* _Task prompt_: Leave out the pictures and repeat everything else in the records exactly.

* _Records to process_:
▼

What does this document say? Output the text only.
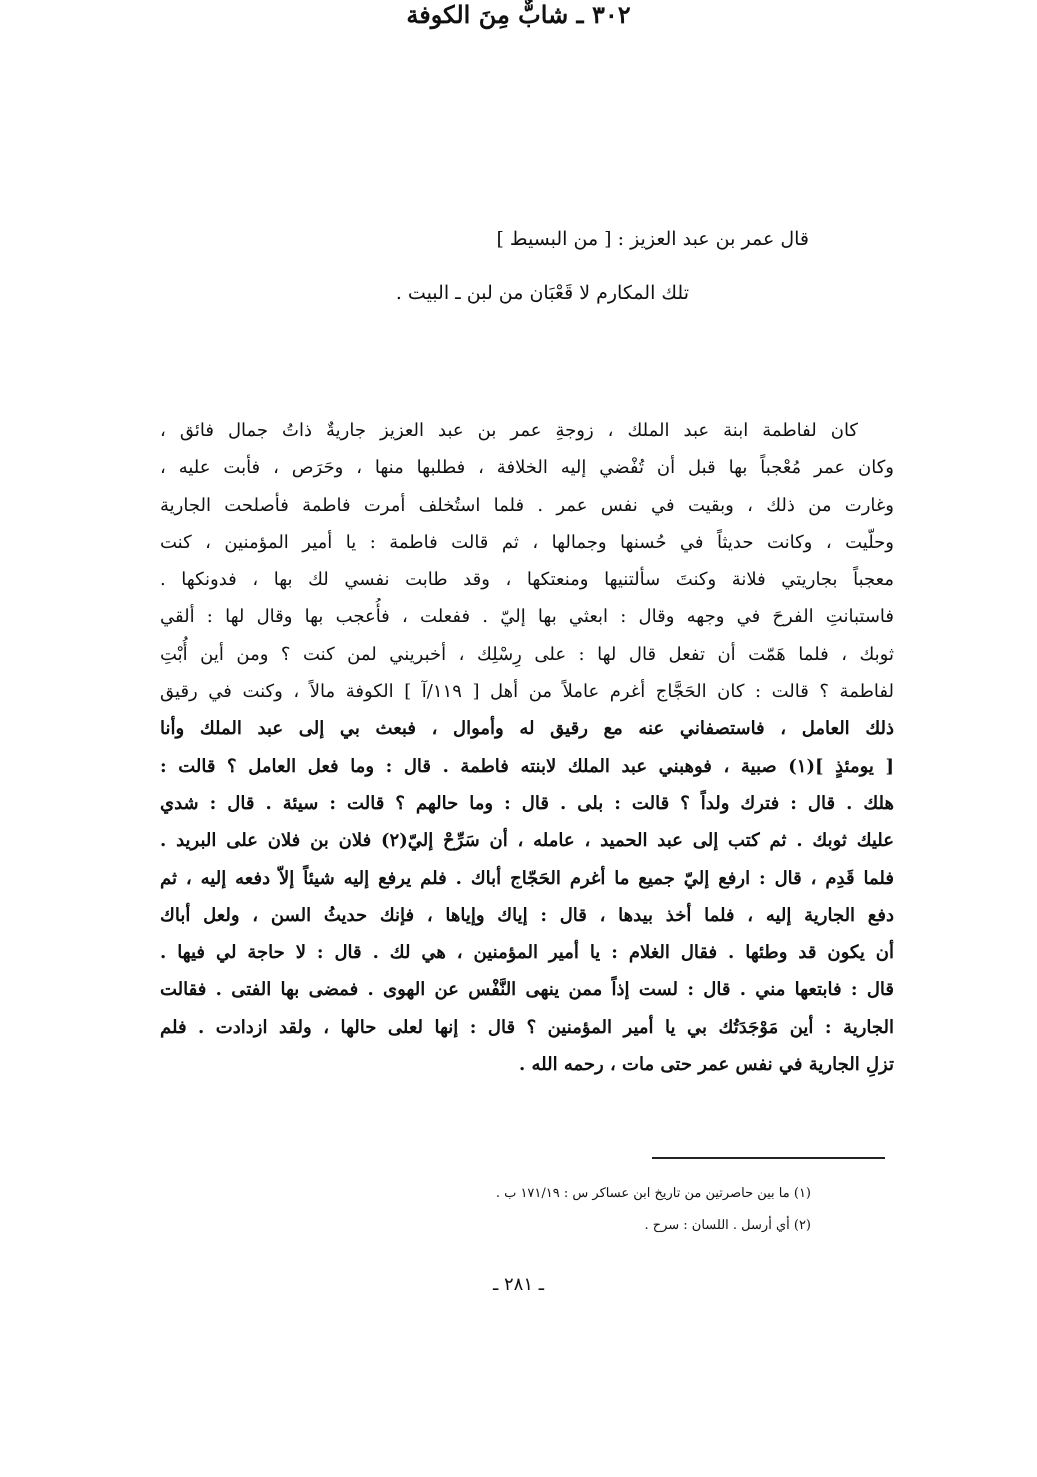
قال عمر بن عبد العزيز : [ من البسيط ]
تلك المكارم لا قَعْبَان من لبن ـ البيت .
٣٠٢ ـ شابٌّ مِنَ الكوفة
كان لفاطمة ابنة عبد الملك ، زوجةِ عمر بن عبد العزيز جاريةٌ ذاتُ جمال فائق ،
وكان عمر مُعْجباً بها قبل أن تُفْضي إليه الخلافة ، فطلبها منها ، وحَرَص ، فأبت عليه ،
وغارت من ذلك ، وبقيت في نفس عمر . فلما استُخلف أمرت فاطمة فأصلحت الجارية
وحلّيت ، وكانت حديثاً في حُسنها وجمالها ، ثم قالت فاطمة : يا أمير المؤمنين ، كنت
معجباً بجاريتي فلانة وكنتَ سألتنيها ومنعتكها ، وقد طابت نفسي لك بها ، فدونكها .
فاستبانتِ الفرحَ في وجهه وقال : ابعثي بها إليّ . ففعلت ، فأُعجب بها وقال لها : ألقي
ثوبك ، فلما هَمّت أن تفعل قال لها : على رِسْلِك ، أخبريني لمن كنت ؟ ومن أين أُبْتِ
لفاطمة ؟ قالت : كان الحَجَّاج أغرم عاملاً من أهل [ ١١٩/آ ] الكوفة مالاً ، وكنت في رقيق
ذلك العامل ، فاستصفاني عنه مع رقيق له وأموال ، فبعث بي إلى عبد الملك وأنا
[ يومئذٍ ](١) صبية ، فوهبني عبد الملك لابنته فاطمة . قال : وما فعل العامل ؟ قالت :
هلك . قال : فترك ولداً ؟ قالت : بلى . قال : وما حالهم ؟ قالت : سيئة . قال : شدي
عليك ثوبك . ثم كتب إلى عبد الحميد ، عامله ، أن سَرِّحْ إليّ(٢) فلان بن فلان على البريد .
فلما قَدِم ، قال : ارفع إليّ جميع ما أغرم الحَجّاج أباك . فلم يرفع إليه شيئاً إلاّ دفعه إليه ، ثم
دفع الجارية إليه ، فلما أخذ بيدها ، قال : إياك وإياها ، فإنك حديثُ السن ، ولعل أباك
أن يكون قد وطئها . فقال الغلام : يا أمير المؤمنين ، هي لك . قال : لا حاجة لي فيها .
قال : فابتعها مني . قال : لست إذاً ممن ينهى النَّفْس عن الهوى . فمضى بها الفتى . فقالت
الجارية : أين مَوْجَدَتُك بي يا أمير المؤمنين ؟ قال : إنها لعلى حالها ، ولقد ازدادت . فلم
تزلِ الجارية في نفس عمر حتى مات ، رحمه الله .
(١) ما بين حاصرتين من تاريخ ابن عساكر س : ١٧١/١٩ ب .
(٢) أي أرسل . اللسان : سرح .
ـ ٢٨١ ـ
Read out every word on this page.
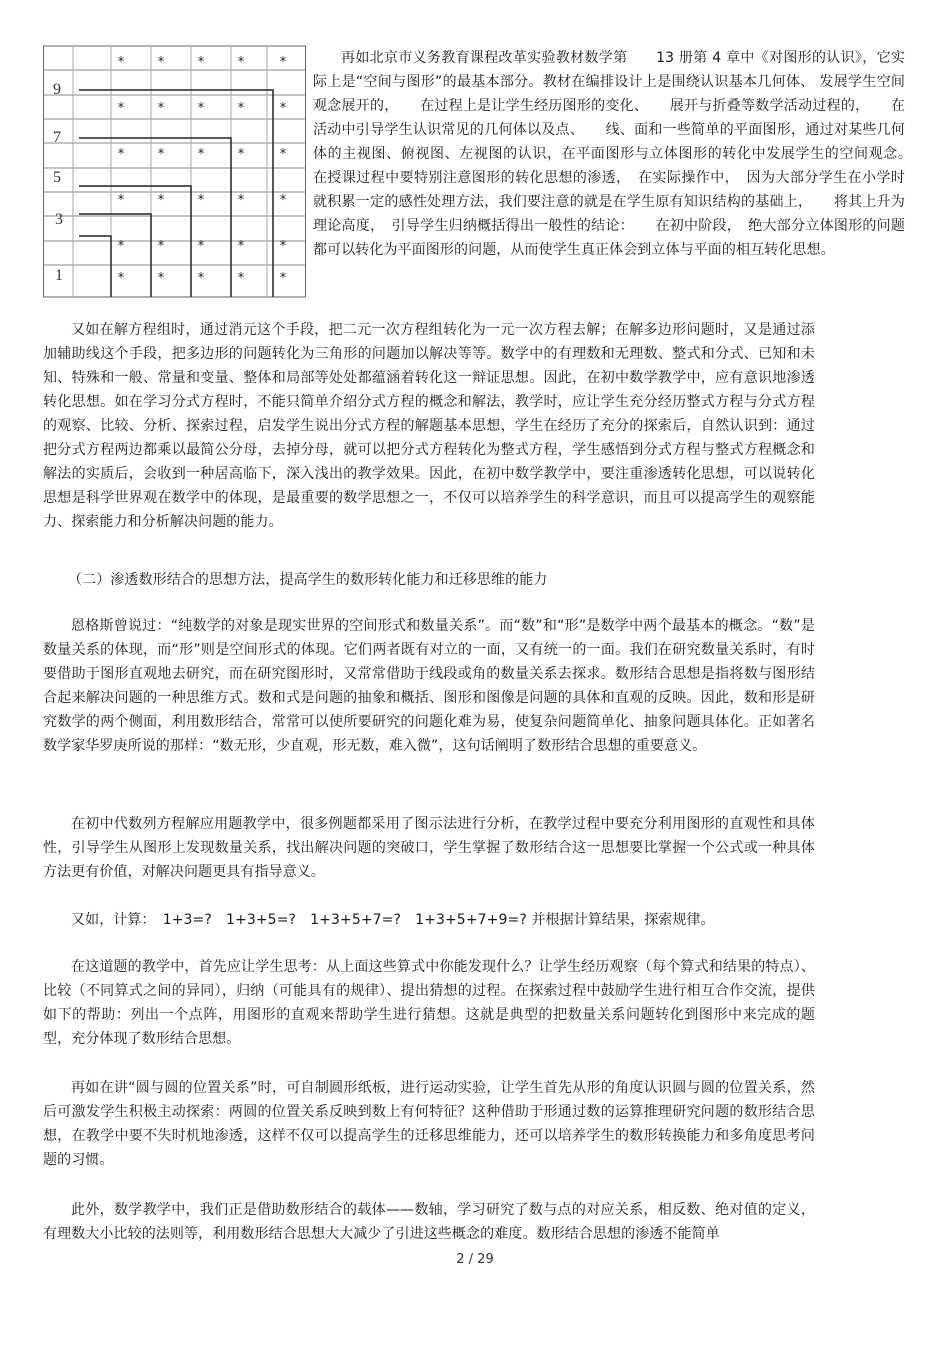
9
7
5
3
1
*	*	*	*	*
*	*	*	*	*
*	*	*	*	*
*	*	*	*	*
*	*	*	*	*
*	*	*	*	*

再如北京市义务教育课程改革实验教材数学第　　13 册第 4 章中《对图形的认识》，它实际上是“空间与图形”的最基本部分。教材在编排设计上是围绕认识基本几何体、 发展学生空间观念展开的，　　在过程上是让学生经历图形的变化、　　展开与折叠等数学活动过程的，　　在活动中引导学生认识常见的几何体以及点、　　线、面和一些简单的平面图形，通过对某些几何体的主视图、俯视图、左视图的认识，在平面图形与立体图形的转化中发展学生的空间观念。　　在授课过程中要特别注意图形的转化思想的渗透，　在实际操作中，　因为大部分学生在小学时就积累一定的感性处理方法，我们要注意的就是在学生原有知识结构的基础上，　　将其上升为理论高度，　引导学生归纳概括得出一般性的结论：　　在初中阶段，　绝大部分立体图形的问题都可以转化为平面图形的问题，从而使学生真正体会到立体与平面的相互转化思想。

又如在解方程组时，通过消元这个手段，把二元一次方程组转化为一元一次方程去解；在解多边形问题时，又是通过添加辅助线这个手段，把多边形的问题转化为三角形的问题加以解决等等。数学中的有理数和无理数、整式和分式、已知和未知、特殊和一般、常量和变量、整体和局部等处处都蕴涵着转化这一辩证思想。因此，在初中数学教学中，应有意识地渗透转化思想。如在学习分式方程时，不能只简单介绍分式方程的概念和解法，教学时，应让学生充分经历整式方程与分式方程的观察、比较、分析、探索过程，启发学生说出分式方程的解题基本思想，学生在经历了充分的探索后，自然认识到：通过把分式方程两边都乘以最简公分母，去掉分母，就可以把分式方程转化为整式方程，学生感悟到分式方程与整式方程概念和解法的实质后，会收到一种居高临下，深入浅出的教学效果。因此，在初中数学教学中，要注重渗透转化思想，可以说转化思想是科学世界观在数学中的体现，是最重要的数学思想之一，不仅可以培养学生的科学意识，而且可以提高学生的观察能力、探索能力和分析解决问题的能力。

（二）渗透数形结合的思想方法，提高学生的数形转化能力和迁移思维的能力

恩格斯曾说过：“纯数学的对象是现实世界的空间形式和数量关系”。而“数”和“形”是数学中两个最基本的概念。“数”是数量关系的体现，而“形”则是空间形式的体现。它们两者既有对立的一面，又有统一的一面。我们在研究数量关系时，有时要借助于图形直观地去研究，而在研究图形时，又常常借助于线段或角的数量关系去探求。数形结合思想是指将数与图形结合起来解决问题的一种思维方式。数和式是问题的抽象和概括、图形和图像是问题的具体和直观的反映。因此，数和形是研究数学的两个侧面，利用数形结合，常常可以使所要研究的问题化难为易，使复杂问题简单化、抽象问题具体化。正如著名数学家华罗庚所说的那样：“数无形，少直观，形无数，难入微”，这句话阐明了数形结合思想的重要意义。

在初中代数列方程解应用题教学中，很多例题都采用了图示法进行分析，在教学过程中要充分利用图形的直观性和具体性，引导学生从图形上发现数量关系，找出解决问题的突破口，学生掌握了数形结合这一思想要比掌握一个公式或一种具体方法更有价值，对解决问题更具有指导意义。

又如，计算：　1+3=?　1+3+5=?　1+3+5+7=?　1+3+5+7+9=? 并根据计算结果，探索规律。

在这道题的教学中，首先应让学生思考：从上面这些算式中你能发现什么？让学生经历观察（每个算式和结果的特点）、比较（不同算式之间的异同），归纳（可能具有的规律）、提出猜想的过程。在探索过程中鼓励学生进行相互合作交流，提供如下的帮助：列出一个点阵，用图形的直观来帮助学生进行猜想。这就是典型的把数量关系问题转化到图形中来完成的题型，充分体现了数形结合思想。

再如在讲“圆与圆的位置关系”时，可自制圆形纸板，进行运动实验，让学生首先从形的角度认识圆与圆的位置关系，然后可激发学生积极主动探索：两圆的位置关系反映到数上有何特征？这种借助于形通过数的运算推理研究问题的数形结合思想，在教学中要不失时机地渗透，这样不仅可以提高学生的迁移思维能力，还可以培养学生的数形转换能力和多角度思考问题的习惯。

此外，数学教学中，我们正是借助数形结合的载体——数轴，学习研究了数与点的对应关系，相反数、绝对值的定义，有理数大小比较的法则等，利用数形结合思想大大减少了引进这些概念的难度。数形结合思想的渗透不能简单

2 / 29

▲

* _The result_:
What does this document say? Output the text only.
قال عمر بن عبد العزيز : [ من البسيط ]
تلك المكارم لا قَعْبَان من لبن ـ البيت .
٣٠٢ ـ شابٌّ مِنَ الكوفة
كان لفاطمة ابنة عبد الملك ، زوجةِ عمر بن عبد العزيز جاريةٌ ذاتُ جمال فائق ،
وكان عمر مُعْجباً بها قبل أن تُفْضي إليه الخلافة ، فطلبها منها ، وحَرَص ، فأبت عليه ،
وغارت من ذلك ، وبقيت في نفس عمر . فلما استُخلف أمرت فاطمة فأصلحت الجارية
وحلّيت ، وكانت حديثاً في حُسنها وجمالها ، ثم قالت فاطمة : يا أمير المؤمنين ، كنت
معجباً بجاريتي فلانة وكنتَ سألتنيها ومنعتكها ، وقد طابت نفسي لك بها ، فدونكها .
فاستبانتِ الفرحَ في وجهه وقال : ابعثي بها إليّ . ففعلت ، فأُعجب بها وقال لها : ألقي
ثوبك ، فلما هَمّت أن تفعل قال لها : على رِسْلِك ، أخبريني لمن كنت ؟ ومن أين أُبْتِ
لفاطمة ؟ قالت : كان الحَجَّاج أغرم عاملاً من أهل [ ١١٩/آ ] الكوفة مالاً ، وكنت في رقيق
ذلك العامل ، فاستصفاني عنه مع رقيق له وأموال ، فبعث بي إلى عبد الملك وأنا
[ يومئذٍ ](١) صبية ، فوهبني عبد الملك لابنته فاطمة . قال : وما فعل العامل ؟ قالت :
هلك . قال : فترك ولداً ؟ قالت : بلى . قال : وما حالهم ؟ قالت : سيئة . قال : شدي
عليك ثوبك . ثم كتب إلى عبد الحميد ، عامله ، أن سَرِّحْ إليّ(٢) فلان بن فلان على البريد .
فلما قَدِم ، قال : ارفع إليّ جميع ما أغرم الحَجّاج أباك . فلم يرفع إليه شيئاً إلاّ دفعه إليه ، ثم
دفع الجارية إليه ، فلما أخذ بيدها ، قال : إياك وإياها ، فإنك حديثُ السن ، ولعل أباك
أن يكون قد وطئها . فقال الغلام : يا أمير المؤمنين ، هي لك . قال : لا حاجة لي فيها .
قال : فابتعها مني . قال : لست إذاً ممن ينهى النَّفْس عن الهوى . فمضى بها الفتى . فقالت
الجارية : أين مَوْجَدَتُك بي يا أمير المؤمنين ؟ قال : إنها لعلى حالها ، ولقد ازدادت . فلم
تزلِ الجارية في نفس عمر حتى مات ، رحمه الله .
(١) ما بين حاصرتين من تاريخ ابن عساكر س : ١٧١/١٩ ب .
(٢) أي أرسل . اللسان : سرح .
ـ ٢٨١ ـ
Read out every word on this page.
9
7
5
3
1
*	*	*	*	*
*	*	*	*	*
*	*	*	*	*
*	*	*	*	*
*	*	*	*	*
*	*	*	*	*

再如北京市义务教育课程改革实验教材数学第　　13 册第 4 章中《对图形的认识》，它实际上是“空间与图形”的最基本部分。教材在编排设计上是围绕认识基本几何体、 发展学生空间观念展开的，　　在过程上是让学生经历图形的变化、　　展开与折叠等数学活动过程的，　　在活动中引导学生认识常见的几何体以及点、　　线、面和一些简单的平面图形，通过对某些几何体的主视图、俯视图、左视图的认识，在平面图形与立体图形的转化中发展学生的空间观念。　　在授课过程中要特别注意图形的转化思想的渗透，　在实际操作中，　因为大部分学生在小学时就积累一定的感性处理方法，我们要注意的就是在学生原有知识结构的基础上，　　将其上升为理论高度，　引导学生归纳概括得出一般性的结论：　　在初中阶段，　绝大部分立体图形的问题都可以转化为平面图形的问题，从而使学生真正体会到立体与平面的相互转化思想。

又如在解方程组时，通过消元这个手段，把二元一次方程组转化为一元一次方程去解；在解多边形问题时，又是通过添加辅助线这个手段，把多边形的问题转化为三角形的问题加以解决等等。数学中的有理数和无理数、整式和分式、已知和未知、特殊和一般、常量和变量、整体和局部等处处都蕴涵着转化这一辩证思想。因此，在初中数学教学中，应有意识地渗透转化思想。如在学习分式方程时，不能只简单介绍分式方程的概念和解法，教学时，应让学生充分经历整式方程与分式方程的观察、比较、分析、探索过程，启发学生说出分式方程的解题基本思想，学生在经历了充分的探索后，自然认识到：通过把分式方程两边都乘以最简公分母，去掉分母，就可以把分式方程转化为整式方程，学生感悟到分式方程与整式方程概念和解法的实质后，会收到一种居高临下，深入浅出的教学效果。因此，在初中数学教学中，要注重渗透转化思想，可以说转化思想是科学世界观在数学中的体现，是最重要的数学思想之一，不仅可以培养学生的科学意识，而且可以提高学生的观察能力、探索能力和分析解决问题的能力。

（二）渗透数形结合的思想方法，提高学生的数形转化能力和迁移思维的能力

恩格斯曾说过：“纯数学的对象是现实世界的空间形式和数量关系”。而“数”和“形”是数学中两个最基本的概念。“数”是数量关系的体现，而“形”则是空间形式的体现。它们两者既有对立的一面，又有统一的一面。我们在研究数量关系时，有时要借助于图形直观地去研究，而在研究图形时，又常常借助于线段或角的数量关系去探求。数形结合思想是指将数与图形结合起来解决问题的一种思维方式。数和式是问题的抽象和概括、图形和图像是问题的具体和直观的反映。因此，数和形是研究数学的两个侧面，利用数形结合，常常可以使所要研究的问题化难为易，使复杂问题简单化、抽象问题具体化。正如著名数学家华罗庚所说的那样：“数无形，少直观，形无数，难入微”，这句话阐明了数形结合思想的重要意义。

在初中代数列方程解应用题教学中，很多例题都采用了图示法进行分析，在教学过程中要充分利用图形的直观性和具体性，引导学生从图形上发现数量关系，找出解决问题的突破口，学生掌握了数形结合这一思想要比掌握一个公式或一种具体方法更有价值，对解决问题更具有指导意义。

又如，计算：　1+3=?　1+3+5=?　1+3+5+7=?　1+3+5+7+9=? 并根据计算结果，探索规律。

在这道题的教学中，首先应让学生思考：从上面这些算式中你能发现什么？让学生经历观察（每个算式和结果的特点）、比较（不同算式之间的异同），归纳（可能具有的规律）、提出猜想的过程。在探索过程中鼓励学生进行相互合作交流，提供如下的帮助：列出一个点阵，用图形的直观来帮助学生进行猜想。这就是典型的把数量关系问题转化到图形中来完成的题型，充分体现了数形结合思想。

再如在讲“圆与圆的位置关系”时，可自制圆形纸板，进行运动实验，让学生首先从形的角度认识圆与圆的位置关系，然后可激发学生积极主动探索：两圆的位置关系反映到数上有何特征？这种借助于形通过数的运算推理研究问题的数形结合思想，在教学中要不失时机地渗透，这样不仅可以提高学生的迁移思维能力，还可以培养学生的数形转换能力和多角度思考问题的习惯。

此外，数学教学中，我们正是借助数形结合的载体——数轴，学习研究了数与点的对应关系，相反数、绝对值的定义，有理数大小比较的法则等，利用数形结合思想大大减少了引进这些概念的难度。数形结合思想的渗透不能简单

2 / 29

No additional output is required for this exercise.